--- Start ---
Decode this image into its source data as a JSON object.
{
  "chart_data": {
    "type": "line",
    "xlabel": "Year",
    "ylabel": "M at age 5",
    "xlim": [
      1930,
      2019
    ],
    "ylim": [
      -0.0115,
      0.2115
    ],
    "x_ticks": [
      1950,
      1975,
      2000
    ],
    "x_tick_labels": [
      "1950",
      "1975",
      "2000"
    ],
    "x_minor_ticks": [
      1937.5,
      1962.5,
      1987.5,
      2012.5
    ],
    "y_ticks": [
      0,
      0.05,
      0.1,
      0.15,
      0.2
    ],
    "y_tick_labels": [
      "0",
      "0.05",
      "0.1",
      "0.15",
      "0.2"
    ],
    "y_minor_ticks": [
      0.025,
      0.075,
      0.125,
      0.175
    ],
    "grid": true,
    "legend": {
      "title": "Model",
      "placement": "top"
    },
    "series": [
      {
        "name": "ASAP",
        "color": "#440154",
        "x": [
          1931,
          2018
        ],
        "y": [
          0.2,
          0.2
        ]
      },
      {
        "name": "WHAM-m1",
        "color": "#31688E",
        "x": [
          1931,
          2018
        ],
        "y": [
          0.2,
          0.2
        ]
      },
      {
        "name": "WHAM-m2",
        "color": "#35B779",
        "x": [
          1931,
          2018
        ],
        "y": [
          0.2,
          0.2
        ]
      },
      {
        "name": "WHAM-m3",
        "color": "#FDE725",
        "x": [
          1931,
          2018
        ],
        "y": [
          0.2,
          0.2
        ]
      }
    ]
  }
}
--- End ---
- GIVEN TASK
Using the records above, say how many lines include the string "WHAM". Only the number is wanted.

- WRITTEN REPLY
3